— ITEMS —
>> START

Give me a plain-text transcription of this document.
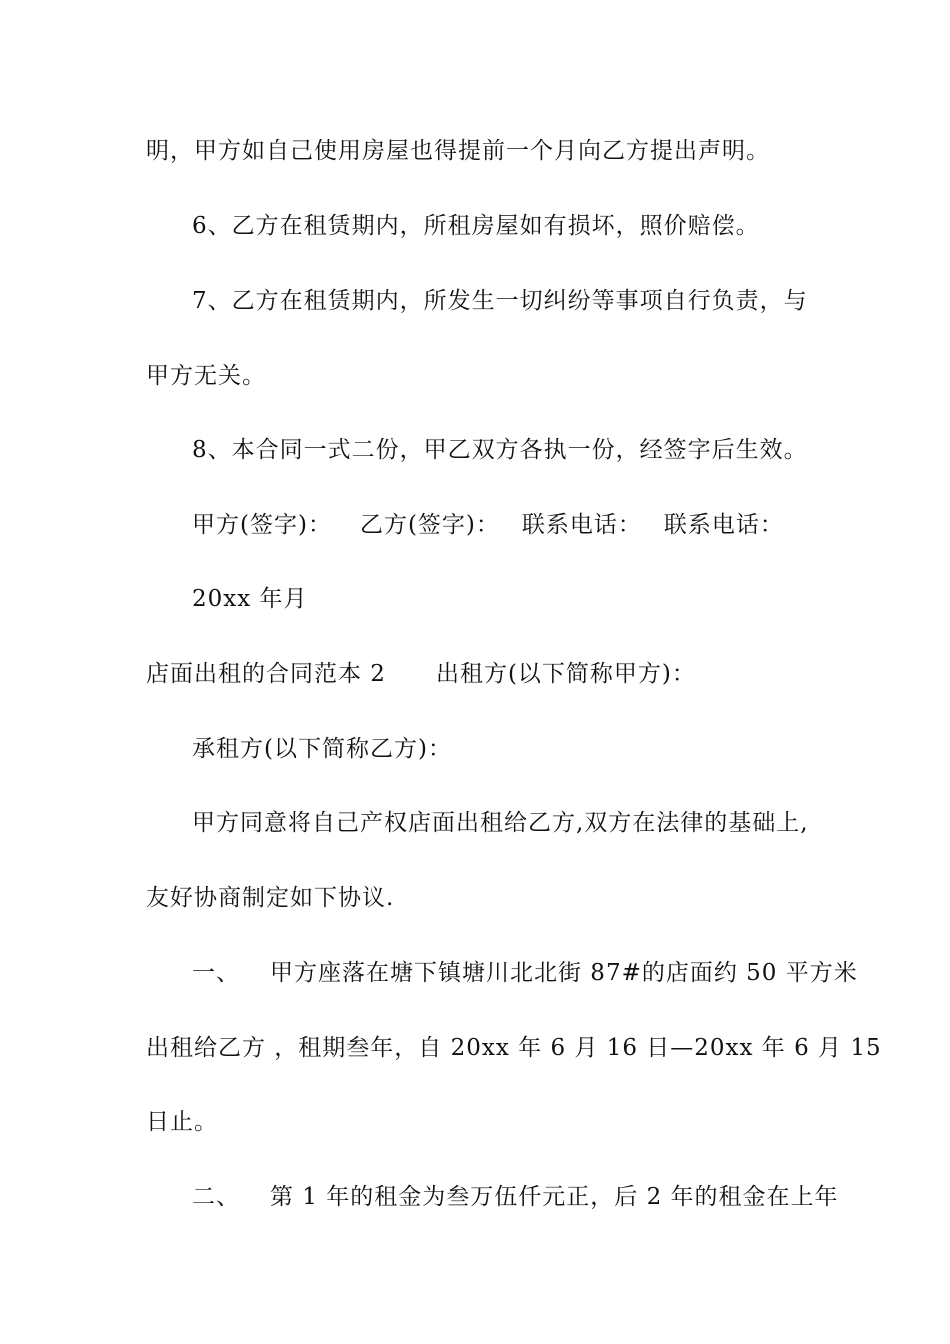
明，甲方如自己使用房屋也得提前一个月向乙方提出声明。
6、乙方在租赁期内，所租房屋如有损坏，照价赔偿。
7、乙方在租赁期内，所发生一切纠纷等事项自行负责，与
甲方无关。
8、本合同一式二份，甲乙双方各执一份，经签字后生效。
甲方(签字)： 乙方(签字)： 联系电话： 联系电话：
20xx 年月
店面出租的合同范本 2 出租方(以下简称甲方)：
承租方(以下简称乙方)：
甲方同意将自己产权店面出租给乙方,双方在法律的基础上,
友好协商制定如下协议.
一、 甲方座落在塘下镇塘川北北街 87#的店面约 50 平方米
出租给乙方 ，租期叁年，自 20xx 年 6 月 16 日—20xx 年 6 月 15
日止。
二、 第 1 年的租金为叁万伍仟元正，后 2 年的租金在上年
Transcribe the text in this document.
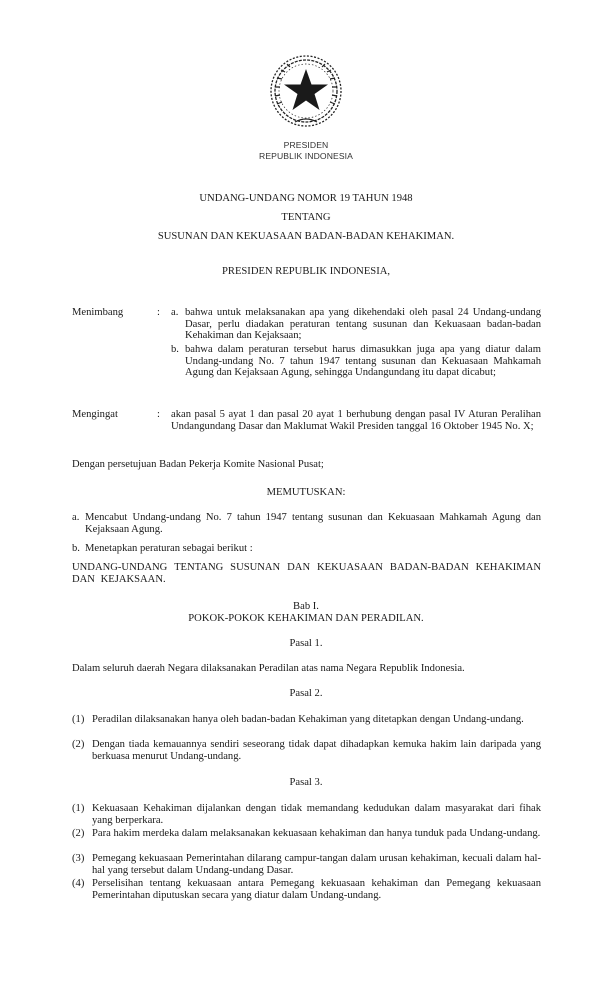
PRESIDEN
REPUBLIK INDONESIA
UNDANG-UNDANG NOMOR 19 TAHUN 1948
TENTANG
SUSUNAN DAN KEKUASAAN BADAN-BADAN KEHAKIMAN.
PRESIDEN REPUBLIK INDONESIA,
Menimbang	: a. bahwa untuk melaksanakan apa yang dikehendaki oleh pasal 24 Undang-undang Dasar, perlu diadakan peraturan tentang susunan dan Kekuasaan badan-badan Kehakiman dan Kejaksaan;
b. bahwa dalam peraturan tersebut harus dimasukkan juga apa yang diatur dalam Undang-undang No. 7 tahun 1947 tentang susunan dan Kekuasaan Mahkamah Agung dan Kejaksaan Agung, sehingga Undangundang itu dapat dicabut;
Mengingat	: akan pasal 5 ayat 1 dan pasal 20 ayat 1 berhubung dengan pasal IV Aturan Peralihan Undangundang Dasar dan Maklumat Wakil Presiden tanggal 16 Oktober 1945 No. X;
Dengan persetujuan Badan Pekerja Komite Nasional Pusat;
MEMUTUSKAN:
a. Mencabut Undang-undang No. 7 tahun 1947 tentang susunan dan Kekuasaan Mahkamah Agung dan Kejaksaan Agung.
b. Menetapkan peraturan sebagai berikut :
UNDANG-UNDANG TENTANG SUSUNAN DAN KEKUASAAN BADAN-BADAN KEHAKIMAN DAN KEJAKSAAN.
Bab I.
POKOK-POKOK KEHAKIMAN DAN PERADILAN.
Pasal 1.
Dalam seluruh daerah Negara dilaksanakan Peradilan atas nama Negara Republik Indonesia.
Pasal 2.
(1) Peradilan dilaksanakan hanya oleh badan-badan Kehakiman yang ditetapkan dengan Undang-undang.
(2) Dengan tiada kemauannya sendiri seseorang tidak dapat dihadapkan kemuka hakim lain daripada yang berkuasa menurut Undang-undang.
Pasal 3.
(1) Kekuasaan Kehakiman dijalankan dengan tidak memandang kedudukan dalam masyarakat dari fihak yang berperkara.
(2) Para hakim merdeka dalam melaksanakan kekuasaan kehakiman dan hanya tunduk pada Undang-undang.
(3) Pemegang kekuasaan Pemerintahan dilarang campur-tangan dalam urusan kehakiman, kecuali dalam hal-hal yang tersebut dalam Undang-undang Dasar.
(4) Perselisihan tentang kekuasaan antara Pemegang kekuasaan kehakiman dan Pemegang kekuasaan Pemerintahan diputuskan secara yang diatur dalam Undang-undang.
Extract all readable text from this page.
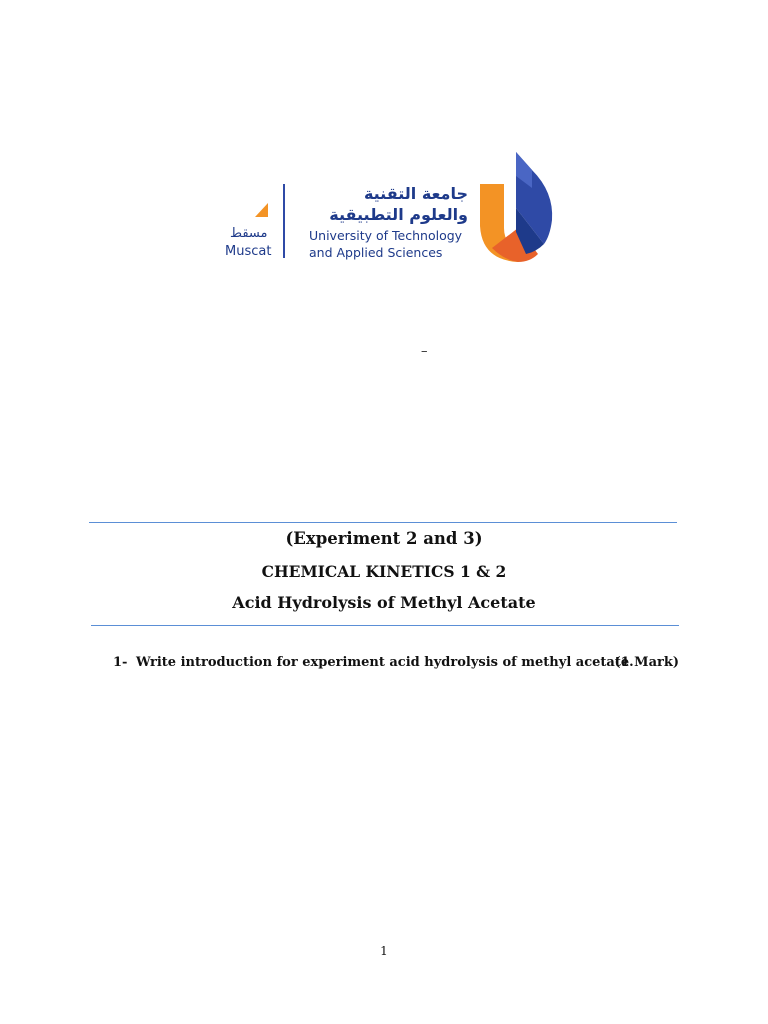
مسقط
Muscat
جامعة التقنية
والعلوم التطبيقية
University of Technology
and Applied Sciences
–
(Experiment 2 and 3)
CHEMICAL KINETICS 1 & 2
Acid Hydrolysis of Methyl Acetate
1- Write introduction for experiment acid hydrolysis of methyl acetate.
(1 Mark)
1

>> END

— SET EXERCISE —
From the entries above, collect every line with the string "Dasar" in it.

— EXPECTED OUTPUT —
Menimbang	: a. bahwa untuk melaksanakan apa yang dikehendaki oleh pasal 24 Undang-undang Dasar, perlu diadakan peraturan tentang susunan dan Kekuasaan badan-badan Kehakiman dan Kejaksaan;
Mengingat	: akan pasal 5 ayat 1 dan pasal 20 ayat 1 berhubung dengan pasal IV Aturan Peralihan Undangundang Dasar dan Maklumat Wakil Presiden tanggal 16 Oktober 1945 No. X;
(3) Pemegang kekuasaan Pemerintahan dilarang campur-tangan dalam urusan kehakiman, kecuali dalam hal-hal yang tersebut dalam Undang-undang Dasar.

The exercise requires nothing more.